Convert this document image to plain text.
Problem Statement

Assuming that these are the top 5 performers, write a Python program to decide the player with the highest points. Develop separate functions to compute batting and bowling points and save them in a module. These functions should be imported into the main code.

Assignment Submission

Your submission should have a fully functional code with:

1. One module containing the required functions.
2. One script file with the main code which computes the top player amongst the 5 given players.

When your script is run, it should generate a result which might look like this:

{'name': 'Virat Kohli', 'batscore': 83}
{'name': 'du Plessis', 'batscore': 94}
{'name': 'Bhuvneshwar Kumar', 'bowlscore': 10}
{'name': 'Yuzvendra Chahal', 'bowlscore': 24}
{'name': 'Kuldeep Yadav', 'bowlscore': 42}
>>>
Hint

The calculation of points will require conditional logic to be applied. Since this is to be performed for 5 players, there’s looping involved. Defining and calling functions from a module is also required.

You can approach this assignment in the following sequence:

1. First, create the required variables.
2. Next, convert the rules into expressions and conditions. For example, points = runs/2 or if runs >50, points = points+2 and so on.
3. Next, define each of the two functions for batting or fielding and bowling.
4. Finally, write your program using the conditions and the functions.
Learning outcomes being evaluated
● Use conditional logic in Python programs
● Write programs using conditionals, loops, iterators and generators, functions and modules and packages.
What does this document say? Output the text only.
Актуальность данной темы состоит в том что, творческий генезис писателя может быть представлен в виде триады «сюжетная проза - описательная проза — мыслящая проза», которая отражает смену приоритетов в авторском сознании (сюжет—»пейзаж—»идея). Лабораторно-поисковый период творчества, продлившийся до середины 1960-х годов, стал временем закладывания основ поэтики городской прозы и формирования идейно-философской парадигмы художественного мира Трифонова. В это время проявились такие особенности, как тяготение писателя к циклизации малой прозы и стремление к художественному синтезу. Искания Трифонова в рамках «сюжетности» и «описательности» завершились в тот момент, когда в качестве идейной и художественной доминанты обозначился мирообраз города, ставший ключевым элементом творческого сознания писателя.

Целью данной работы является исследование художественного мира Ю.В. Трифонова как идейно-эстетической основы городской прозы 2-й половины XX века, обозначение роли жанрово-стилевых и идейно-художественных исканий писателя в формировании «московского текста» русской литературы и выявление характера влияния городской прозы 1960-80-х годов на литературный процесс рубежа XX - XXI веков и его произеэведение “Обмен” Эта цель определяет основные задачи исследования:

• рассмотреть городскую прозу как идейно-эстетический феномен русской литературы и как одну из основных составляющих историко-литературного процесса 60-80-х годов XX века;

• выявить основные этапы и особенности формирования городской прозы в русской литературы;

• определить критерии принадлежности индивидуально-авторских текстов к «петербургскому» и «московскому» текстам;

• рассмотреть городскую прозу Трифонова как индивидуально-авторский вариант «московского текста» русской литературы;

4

---

### Requirement
Copy all of the material word for word.

### Expected answer
Convert this document image to plain text.
Problem Statement

Assuming that these are the top 5 performers, write a Python program to decide the player with the highest points. Develop separate functions to compute batting and bowling points and save them in a module. These functions should be imported into the main code.

Assignment Submission

Your submission should have a fully functional code with:

1. One module containing the required functions.
2. One script file with the main code which computes the top player amongst the 5 given players.

When your script is run, it should generate a result which might look like this:

{'name': 'Virat Kohli', 'batscore': 83}
{'name': 'du Plessis', 'batscore': 94}
{'name': 'Bhuvneshwar Kumar', 'bowlscore': 10}
{'name': 'Yuzvendra Chahal', 'bowlscore': 24}
{'name': 'Kuldeep Yadav', 'bowlscore': 42}
>>>
Hint

The calculation of points will require conditional logic to be applied. Since this is to be performed for 5 players, there’s looping involved. Defining and calling functions from a module is also required.

You can approach this assignment in the following sequence:

1. First, create the required variables.
2. Next, convert the rules into expressions and conditions. For example, points = runs/2 or if runs >50, points = points+2 and so on.
3. Next, define each of the two functions for batting or fielding and bowling.
4. Finally, write your program using the conditions and the functions.
Learning outcomes being evaluated
● Use conditional logic in Python programs
● Write programs using conditionals, loops, iterators and generators, functions and modules and packages.
What does this document say? Output the text only.
Актуальность данной темы состоит в том что, творческий генезис писателя может быть представлен в виде триады «сюжетная проза - описательная проза — мыслящая проза», которая отражает смену приоритетов в авторском сознании (сюжет—»пейзаж—»идея). Лабораторно-поисковый период творчества, продлившийся до середины 1960-х годов, стал временем закладывания основ поэтики городской прозы и формирования идейно-философской парадигмы художественного мира Трифонова. В это время проявились такие особенности, как тяготение писателя к циклизации малой прозы и стремление к художественному синтезу. Искания Трифонова в рамках «сюжетности» и «описательности» завершились в тот момент, когда в качестве идейной и художественной доминанты обозначился мирообраз города, ставший ключевым элементом творческого сознания писателя.

Целью данной работы является исследование художественного мира Ю.В. Трифонова как идейно-эстетической основы городской прозы 2-й половины XX века, обозначение роли жанрово-стилевых и идейно-художественных исканий писателя в формировании «московского текста» русской литературы и выявление характера влияния городской прозы 1960-80-х годов на литературный процесс рубежа XX - XXI веков и его произеэведение “Обмен” Эта цель определяет основные задачи исследования:

• рассмотреть городскую прозу как идейно-эстетический феномен русской литературы и как одну из основных составляющих историко-литературного процесса 60-80-х годов XX века;

• выявить основные этапы и особенности формирования городской прозы в русской литературы;

• определить критерии принадлежности индивидуально-авторских текстов к «петербургскому» и «московскому» текстам;

• рассмотреть городскую прозу Трифонова как индивидуально-авторский вариант «московского текста» русской литературы;

4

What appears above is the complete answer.